-- Begin Data section --

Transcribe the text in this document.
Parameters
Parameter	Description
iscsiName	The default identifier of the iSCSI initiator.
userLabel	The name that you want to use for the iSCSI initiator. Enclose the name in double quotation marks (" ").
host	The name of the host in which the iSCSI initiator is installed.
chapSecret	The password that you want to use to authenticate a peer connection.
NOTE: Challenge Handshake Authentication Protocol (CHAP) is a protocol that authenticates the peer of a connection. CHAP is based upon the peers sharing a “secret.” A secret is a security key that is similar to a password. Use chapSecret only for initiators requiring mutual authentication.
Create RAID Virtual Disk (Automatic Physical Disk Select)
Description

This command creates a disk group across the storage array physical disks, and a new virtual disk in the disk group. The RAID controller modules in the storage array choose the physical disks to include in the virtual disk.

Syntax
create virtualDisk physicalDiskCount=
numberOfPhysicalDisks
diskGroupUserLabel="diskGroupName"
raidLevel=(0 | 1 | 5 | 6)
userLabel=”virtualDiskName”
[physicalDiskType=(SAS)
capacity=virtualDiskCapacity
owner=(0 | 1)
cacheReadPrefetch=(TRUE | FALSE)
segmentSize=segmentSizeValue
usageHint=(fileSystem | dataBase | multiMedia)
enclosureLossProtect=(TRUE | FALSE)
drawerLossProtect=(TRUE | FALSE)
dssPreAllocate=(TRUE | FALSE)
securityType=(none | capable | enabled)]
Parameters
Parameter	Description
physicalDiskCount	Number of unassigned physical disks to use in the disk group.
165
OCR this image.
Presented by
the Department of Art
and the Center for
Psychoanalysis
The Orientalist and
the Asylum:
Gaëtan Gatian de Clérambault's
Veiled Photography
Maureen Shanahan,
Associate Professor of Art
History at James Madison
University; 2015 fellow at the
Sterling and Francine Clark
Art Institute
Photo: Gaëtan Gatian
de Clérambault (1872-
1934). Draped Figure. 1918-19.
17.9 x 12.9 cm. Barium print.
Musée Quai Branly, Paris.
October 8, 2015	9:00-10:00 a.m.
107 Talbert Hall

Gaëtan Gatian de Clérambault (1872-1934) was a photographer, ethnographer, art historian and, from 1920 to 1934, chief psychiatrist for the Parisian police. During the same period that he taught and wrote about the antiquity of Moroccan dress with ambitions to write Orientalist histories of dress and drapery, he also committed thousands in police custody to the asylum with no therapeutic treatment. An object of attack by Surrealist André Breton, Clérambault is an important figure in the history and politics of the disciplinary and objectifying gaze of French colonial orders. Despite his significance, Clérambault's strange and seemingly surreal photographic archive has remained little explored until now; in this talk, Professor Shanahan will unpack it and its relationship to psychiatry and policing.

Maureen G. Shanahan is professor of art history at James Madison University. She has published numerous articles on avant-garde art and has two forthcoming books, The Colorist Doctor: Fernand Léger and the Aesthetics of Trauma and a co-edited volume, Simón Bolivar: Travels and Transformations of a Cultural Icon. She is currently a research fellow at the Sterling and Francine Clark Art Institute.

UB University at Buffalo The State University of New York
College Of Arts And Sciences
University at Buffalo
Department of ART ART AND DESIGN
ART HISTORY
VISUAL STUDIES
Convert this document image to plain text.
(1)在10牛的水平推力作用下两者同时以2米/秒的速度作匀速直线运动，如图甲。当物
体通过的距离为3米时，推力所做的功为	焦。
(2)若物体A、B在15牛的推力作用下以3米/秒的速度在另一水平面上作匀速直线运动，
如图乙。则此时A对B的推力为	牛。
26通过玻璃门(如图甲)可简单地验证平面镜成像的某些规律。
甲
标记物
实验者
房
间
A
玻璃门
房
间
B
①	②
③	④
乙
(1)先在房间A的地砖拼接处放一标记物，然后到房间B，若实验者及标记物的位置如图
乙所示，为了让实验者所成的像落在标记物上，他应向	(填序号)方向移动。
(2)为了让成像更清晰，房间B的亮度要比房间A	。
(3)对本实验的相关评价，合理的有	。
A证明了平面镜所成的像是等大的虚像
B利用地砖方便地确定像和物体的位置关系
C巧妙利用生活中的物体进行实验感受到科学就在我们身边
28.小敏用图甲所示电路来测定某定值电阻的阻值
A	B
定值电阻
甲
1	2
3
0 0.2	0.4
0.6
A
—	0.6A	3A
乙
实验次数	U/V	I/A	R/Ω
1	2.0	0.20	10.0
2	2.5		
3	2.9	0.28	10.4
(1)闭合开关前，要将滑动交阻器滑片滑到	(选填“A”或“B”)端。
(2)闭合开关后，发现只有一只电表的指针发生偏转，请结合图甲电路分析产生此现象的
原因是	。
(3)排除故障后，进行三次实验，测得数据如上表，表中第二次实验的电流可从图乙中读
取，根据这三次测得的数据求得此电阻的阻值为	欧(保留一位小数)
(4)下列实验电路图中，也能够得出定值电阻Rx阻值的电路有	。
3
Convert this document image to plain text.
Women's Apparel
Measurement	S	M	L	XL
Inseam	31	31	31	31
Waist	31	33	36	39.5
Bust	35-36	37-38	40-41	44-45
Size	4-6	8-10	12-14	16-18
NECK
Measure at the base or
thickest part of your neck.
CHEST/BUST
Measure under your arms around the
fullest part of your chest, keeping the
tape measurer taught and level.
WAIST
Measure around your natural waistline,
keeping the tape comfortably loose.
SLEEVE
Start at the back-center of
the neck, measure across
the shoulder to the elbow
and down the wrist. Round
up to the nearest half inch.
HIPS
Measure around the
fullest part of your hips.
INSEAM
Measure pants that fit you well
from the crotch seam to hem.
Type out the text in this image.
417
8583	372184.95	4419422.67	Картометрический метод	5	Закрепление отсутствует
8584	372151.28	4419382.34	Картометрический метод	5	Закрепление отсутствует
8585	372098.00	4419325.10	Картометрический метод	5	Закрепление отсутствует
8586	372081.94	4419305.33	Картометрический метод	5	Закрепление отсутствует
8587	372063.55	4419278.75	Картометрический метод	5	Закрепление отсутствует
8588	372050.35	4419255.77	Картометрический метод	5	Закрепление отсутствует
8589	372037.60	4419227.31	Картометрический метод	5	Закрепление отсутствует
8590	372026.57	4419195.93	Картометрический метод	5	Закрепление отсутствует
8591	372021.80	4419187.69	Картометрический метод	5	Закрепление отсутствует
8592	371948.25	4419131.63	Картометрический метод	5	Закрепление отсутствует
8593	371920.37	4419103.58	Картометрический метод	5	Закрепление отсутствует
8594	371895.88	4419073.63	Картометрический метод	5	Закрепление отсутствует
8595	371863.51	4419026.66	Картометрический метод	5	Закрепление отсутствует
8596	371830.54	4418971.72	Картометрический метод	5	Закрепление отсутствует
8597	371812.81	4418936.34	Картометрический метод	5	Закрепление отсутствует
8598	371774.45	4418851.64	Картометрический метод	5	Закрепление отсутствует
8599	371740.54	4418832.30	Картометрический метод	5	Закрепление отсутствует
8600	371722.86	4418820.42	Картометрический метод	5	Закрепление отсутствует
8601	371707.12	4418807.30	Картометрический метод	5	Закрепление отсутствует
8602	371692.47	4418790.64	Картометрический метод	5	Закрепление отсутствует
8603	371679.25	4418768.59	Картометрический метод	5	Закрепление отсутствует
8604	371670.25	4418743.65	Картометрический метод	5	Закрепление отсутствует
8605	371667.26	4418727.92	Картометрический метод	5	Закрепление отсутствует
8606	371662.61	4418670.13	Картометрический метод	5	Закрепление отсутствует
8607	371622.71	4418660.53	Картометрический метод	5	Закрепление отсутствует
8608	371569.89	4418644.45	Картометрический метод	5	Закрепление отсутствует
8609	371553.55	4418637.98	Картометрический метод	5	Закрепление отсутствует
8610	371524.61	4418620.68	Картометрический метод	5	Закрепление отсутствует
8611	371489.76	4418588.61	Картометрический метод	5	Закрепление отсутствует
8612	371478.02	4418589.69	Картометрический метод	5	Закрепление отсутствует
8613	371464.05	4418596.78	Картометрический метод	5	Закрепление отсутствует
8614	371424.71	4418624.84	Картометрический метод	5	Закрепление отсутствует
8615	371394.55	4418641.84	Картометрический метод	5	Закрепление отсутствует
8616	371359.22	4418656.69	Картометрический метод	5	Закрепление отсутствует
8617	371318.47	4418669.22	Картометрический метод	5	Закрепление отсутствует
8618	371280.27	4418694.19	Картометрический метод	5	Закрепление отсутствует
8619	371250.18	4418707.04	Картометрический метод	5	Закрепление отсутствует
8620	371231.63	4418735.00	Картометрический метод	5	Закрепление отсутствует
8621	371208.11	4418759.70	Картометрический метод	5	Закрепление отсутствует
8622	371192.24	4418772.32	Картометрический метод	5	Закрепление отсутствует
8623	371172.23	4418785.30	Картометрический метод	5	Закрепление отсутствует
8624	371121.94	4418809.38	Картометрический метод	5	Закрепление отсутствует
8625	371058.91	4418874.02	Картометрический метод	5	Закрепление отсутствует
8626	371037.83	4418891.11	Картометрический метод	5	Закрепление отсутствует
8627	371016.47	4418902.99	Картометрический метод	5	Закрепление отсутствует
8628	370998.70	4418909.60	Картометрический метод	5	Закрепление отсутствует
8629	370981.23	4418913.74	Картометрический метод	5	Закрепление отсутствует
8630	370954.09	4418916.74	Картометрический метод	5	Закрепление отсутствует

-- End Data section --

● **Your task**: Show every line from the entries above in which "Clark" appears.

● **Written answer**:
Sterling and Francine Clark
Maureen G. Shanahan is professor of art history at James Madison University. She has published numerous articles on avant-garde art and has two forthcoming books, The Colorist Doctor: Fernand Léger and the Aesthetics of Trauma and a co-edited volume, Simón Bolivar: Travels and Transformations of a Cultural Icon. She is currently a research fellow at the Sterling and Francine Clark Art Institute.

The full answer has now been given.